### Given task
Output an exact reproduction of the data.
────────
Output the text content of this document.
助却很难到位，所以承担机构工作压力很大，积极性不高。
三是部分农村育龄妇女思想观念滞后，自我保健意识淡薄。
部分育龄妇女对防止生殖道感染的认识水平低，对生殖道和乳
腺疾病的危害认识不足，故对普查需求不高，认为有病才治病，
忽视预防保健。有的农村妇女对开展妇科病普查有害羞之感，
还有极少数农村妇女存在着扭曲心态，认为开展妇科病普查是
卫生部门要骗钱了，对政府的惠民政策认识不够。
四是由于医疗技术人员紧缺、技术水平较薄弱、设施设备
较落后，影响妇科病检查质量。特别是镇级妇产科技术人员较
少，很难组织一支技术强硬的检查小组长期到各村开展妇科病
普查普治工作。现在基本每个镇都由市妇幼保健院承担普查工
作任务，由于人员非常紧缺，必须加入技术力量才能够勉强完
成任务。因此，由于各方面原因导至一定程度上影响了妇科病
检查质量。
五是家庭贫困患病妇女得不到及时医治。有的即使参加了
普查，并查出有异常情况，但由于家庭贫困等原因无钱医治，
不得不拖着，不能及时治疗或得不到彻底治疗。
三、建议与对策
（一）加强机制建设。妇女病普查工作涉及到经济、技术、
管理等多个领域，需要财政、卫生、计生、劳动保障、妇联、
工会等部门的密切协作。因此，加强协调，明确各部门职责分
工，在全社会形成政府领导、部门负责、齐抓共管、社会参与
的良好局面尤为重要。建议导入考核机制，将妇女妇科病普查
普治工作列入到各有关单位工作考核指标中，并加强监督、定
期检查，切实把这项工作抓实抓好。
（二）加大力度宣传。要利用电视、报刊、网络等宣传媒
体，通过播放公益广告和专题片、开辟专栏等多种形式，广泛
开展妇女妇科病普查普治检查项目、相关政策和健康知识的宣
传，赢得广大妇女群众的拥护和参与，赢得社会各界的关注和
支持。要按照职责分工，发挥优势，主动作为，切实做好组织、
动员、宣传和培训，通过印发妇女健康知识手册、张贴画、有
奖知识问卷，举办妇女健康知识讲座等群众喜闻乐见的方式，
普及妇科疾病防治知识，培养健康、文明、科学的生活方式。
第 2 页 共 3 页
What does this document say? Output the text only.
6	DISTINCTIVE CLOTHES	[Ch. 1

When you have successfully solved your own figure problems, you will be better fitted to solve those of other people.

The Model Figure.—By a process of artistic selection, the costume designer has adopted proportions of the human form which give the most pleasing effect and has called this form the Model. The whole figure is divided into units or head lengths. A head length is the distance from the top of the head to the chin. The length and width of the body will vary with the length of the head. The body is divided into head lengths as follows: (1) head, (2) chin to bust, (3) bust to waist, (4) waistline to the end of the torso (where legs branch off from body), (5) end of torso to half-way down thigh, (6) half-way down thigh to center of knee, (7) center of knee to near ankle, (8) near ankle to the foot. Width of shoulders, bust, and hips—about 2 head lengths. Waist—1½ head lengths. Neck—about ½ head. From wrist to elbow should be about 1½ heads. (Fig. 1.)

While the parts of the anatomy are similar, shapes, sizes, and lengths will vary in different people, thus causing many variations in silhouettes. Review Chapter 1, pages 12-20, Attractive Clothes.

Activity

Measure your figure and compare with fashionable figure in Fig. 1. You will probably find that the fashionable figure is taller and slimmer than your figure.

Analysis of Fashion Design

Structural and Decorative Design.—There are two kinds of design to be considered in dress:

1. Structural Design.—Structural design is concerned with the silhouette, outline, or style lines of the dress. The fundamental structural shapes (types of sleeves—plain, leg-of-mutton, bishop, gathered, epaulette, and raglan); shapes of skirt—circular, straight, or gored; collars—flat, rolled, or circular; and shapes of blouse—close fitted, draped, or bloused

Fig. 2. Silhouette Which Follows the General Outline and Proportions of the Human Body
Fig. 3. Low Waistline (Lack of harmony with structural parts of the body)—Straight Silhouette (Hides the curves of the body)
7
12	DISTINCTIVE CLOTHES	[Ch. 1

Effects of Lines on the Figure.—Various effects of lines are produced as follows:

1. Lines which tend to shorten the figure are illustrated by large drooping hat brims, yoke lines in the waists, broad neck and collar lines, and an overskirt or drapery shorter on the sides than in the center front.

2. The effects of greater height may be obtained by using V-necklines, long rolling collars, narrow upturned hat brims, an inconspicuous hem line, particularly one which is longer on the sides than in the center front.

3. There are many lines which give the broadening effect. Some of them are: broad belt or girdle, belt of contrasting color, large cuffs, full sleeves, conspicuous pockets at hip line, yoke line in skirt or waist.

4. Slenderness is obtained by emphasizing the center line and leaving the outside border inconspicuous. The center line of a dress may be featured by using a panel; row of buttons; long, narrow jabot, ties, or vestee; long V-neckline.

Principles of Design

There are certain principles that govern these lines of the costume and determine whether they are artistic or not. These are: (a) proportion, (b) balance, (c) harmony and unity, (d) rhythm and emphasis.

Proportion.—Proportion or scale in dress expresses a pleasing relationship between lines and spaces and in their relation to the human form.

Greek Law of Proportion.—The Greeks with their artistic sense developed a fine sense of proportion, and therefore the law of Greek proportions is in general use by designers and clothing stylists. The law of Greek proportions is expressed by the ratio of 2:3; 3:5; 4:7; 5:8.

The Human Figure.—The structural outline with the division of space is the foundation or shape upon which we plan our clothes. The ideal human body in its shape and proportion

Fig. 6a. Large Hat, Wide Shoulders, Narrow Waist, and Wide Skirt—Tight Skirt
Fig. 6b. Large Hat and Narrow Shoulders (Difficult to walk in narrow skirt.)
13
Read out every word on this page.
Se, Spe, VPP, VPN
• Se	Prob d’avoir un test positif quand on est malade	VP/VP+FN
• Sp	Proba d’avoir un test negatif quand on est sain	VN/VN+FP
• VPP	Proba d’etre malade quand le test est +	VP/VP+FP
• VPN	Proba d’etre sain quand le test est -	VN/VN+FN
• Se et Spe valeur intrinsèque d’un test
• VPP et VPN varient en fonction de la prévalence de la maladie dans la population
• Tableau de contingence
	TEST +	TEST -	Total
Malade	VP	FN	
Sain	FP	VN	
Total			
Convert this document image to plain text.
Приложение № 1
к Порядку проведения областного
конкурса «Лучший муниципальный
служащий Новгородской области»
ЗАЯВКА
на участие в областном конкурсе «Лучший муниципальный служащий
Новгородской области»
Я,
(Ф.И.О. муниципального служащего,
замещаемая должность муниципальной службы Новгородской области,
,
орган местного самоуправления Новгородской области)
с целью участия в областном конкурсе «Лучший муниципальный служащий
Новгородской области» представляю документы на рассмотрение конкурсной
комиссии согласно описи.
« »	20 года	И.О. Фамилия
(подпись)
────────
### Exercise solution
Output the text content of this document.
助却很难到位，所以承担机构工作压力很大，积极性不高。
三是部分农村育龄妇女思想观念滞后，自我保健意识淡薄。
部分育龄妇女对防止生殖道感染的认识水平低，对生殖道和乳
腺疾病的危害认识不足，故对普查需求不高，认为有病才治病，
忽视预防保健。有的农村妇女对开展妇科病普查有害羞之感，
还有极少数农村妇女存在着扭曲心态，认为开展妇科病普查是
卫生部门要骗钱了，对政府的惠民政策认识不够。
四是由于医疗技术人员紧缺、技术水平较薄弱、设施设备
较落后，影响妇科病检查质量。特别是镇级妇产科技术人员较
少，很难组织一支技术强硬的检查小组长期到各村开展妇科病
普查普治工作。现在基本每个镇都由市妇幼保健院承担普查工
作任务，由于人员非常紧缺，必须加入技术力量才能够勉强完
成任务。因此，由于各方面原因导至一定程度上影响了妇科病
检查质量。
五是家庭贫困患病妇女得不到及时医治。有的即使参加了
普查，并查出有异常情况，但由于家庭贫困等原因无钱医治，
不得不拖着，不能及时治疗或得不到彻底治疗。
三、建议与对策
（一）加强机制建设。妇女病普查工作涉及到经济、技术、
管理等多个领域，需要财政、卫生、计生、劳动保障、妇联、
工会等部门的密切协作。因此，加强协调，明确各部门职责分
工，在全社会形成政府领导、部门负责、齐抓共管、社会参与
的良好局面尤为重要。建议导入考核机制，将妇女妇科病普查
普治工作列入到各有关单位工作考核指标中，并加强监督、定
期检查，切实把这项工作抓实抓好。
（二）加大力度宣传。要利用电视、报刊、网络等宣传媒
体，通过播放公益广告和专题片、开辟专栏等多种形式，广泛
开展妇女妇科病普查普治检查项目、相关政策和健康知识的宣
传，赢得广大妇女群众的拥护和参与，赢得社会各界的关注和
支持。要按照职责分工，发挥优势，主动作为，切实做好组织、
动员、宣传和培训，通过印发妇女健康知识手册、张贴画、有
奖知识问卷，举办妇女健康知识讲座等群众喜闻乐见的方式，
普及妇科疾病防治知识，培养健康、文明、科学的生活方式。
第 2 页 共 3 页
What does this document say? Output the text only.
6	DISTINCTIVE CLOTHES	[Ch. 1

When you have successfully solved your own figure problems, you will be better fitted to solve those of other people.

The Model Figure.—By a process of artistic selection, the costume designer has adopted proportions of the human form which give the most pleasing effect and has called this form the Model. The whole figure is divided into units or head lengths. A head length is the distance from the top of the head to the chin. The length and width of the body will vary with the length of the head. The body is divided into head lengths as follows: (1) head, (2) chin to bust, (3) bust to waist, (4) waistline to the end of the torso (where legs branch off from body), (5) end of torso to half-way down thigh, (6) half-way down thigh to center of knee, (7) center of knee to near ankle, (8) near ankle to the foot. Width of shoulders, bust, and hips—about 2 head lengths. Waist—1½ head lengths. Neck—about ½ head. From wrist to elbow should be about 1½ heads. (Fig. 1.)

While the parts of the anatomy are similar, shapes, sizes, and lengths will vary in different people, thus causing many variations in silhouettes. Review Chapter 1, pages 12-20, Attractive Clothes.

Activity

Measure your figure and compare with fashionable figure in Fig. 1. You will probably find that the fashionable figure is taller and slimmer than your figure.

Analysis of Fashion Design

Structural and Decorative Design.—There are two kinds of design to be considered in dress:

1. Structural Design.—Structural design is concerned with the silhouette, outline, or style lines of the dress. The fundamental structural shapes (types of sleeves—plain, leg-of-mutton, bishop, gathered, epaulette, and raglan); shapes of skirt—circular, straight, or gored; collars—flat, rolled, or circular; and shapes of blouse—close fitted, draped, or bloused

Fig. 2. Silhouette Which Follows the General Outline and Proportions of the Human Body
Fig. 3. Low Waistline (Lack of harmony with structural parts of the body)—Straight Silhouette (Hides the curves of the body)
7
12	DISTINCTIVE CLOTHES	[Ch. 1

Effects of Lines on the Figure.—Various effects of lines are produced as follows:

1. Lines which tend to shorten the figure are illustrated by large drooping hat brims, yoke lines in the waists, broad neck and collar lines, and an overskirt or drapery shorter on the sides than in the center front.

2. The effects of greater height may be obtained by using V-necklines, long rolling collars, narrow upturned hat brims, an inconspicuous hem line, particularly one which is longer on the sides than in the center front.

3. There are many lines which give the broadening effect. Some of them are: broad belt or girdle, belt of contrasting color, large cuffs, full sleeves, conspicuous pockets at hip line, yoke line in skirt or waist.

4. Slenderness is obtained by emphasizing the center line and leaving the outside border inconspicuous. The center line of a dress may be featured by using a panel; row of buttons; long, narrow jabot, ties, or vestee; long V-neckline.

Principles of Design

There are certain principles that govern these lines of the costume and determine whether they are artistic or not. These are: (a) proportion, (b) balance, (c) harmony and unity, (d) rhythm and emphasis.

Proportion.—Proportion or scale in dress expresses a pleasing relationship between lines and spaces and in their relation to the human form.

Greek Law of Proportion.—The Greeks with their artistic sense developed a fine sense of proportion, and therefore the law of Greek proportions is in general use by designers and clothing stylists. The law of Greek proportions is expressed by the ratio of 2:3; 3:5; 4:7; 5:8.

The Human Figure.—The structural outline with the division of space is the foundation or shape upon which we plan our clothes. The ideal human body in its shape and proportion

Fig. 6a. Large Hat, Wide Shoulders, Narrow Waist, and Wide Skirt—Tight Skirt
Fig. 6b. Large Hat and Narrow Shoulders (Difficult to walk in narrow skirt.)
13
Read out every word on this page.
Se, Spe, VPP, VPN
• Se	Prob d’avoir un test positif quand on est malade	VP/VP+FN
• Sp	Proba d’avoir un test negatif quand on est sain	VN/VN+FP
• VPP	Proba d’etre malade quand le test est +	VP/VP+FP
• VPN	Proba d’etre sain quand le test est -	VN/VN+FN
• Se et Spe valeur intrinsèque d’un test
• VPP et VPN varient en fonction de la prévalence de la maladie dans la population
• Tableau de contingence
	TEST +	TEST -	Total
Malade	VP	FN	
Sain	FP	VN	
Total			
Convert this document image to plain text.
Приложение № 1
к Порядку проведения областного
конкурса «Лучший муниципальный
служащий Новгородской области»
ЗАЯВКА
на участие в областном конкурсе «Лучший муниципальный служащий
Новгородской области»
Я,
(Ф.И.О. муниципального служащего,
замещаемая должность муниципальной службы Новгородской области,
,
орган местного самоуправления Новгородской области)
с целью участия в областном конкурсе «Лучший муниципальный служащий
Новгородской области» представляю документы на рассмотрение конкурсной
комиссии согласно описи.
« »	20 года	И.О. Фамилия
(подпись)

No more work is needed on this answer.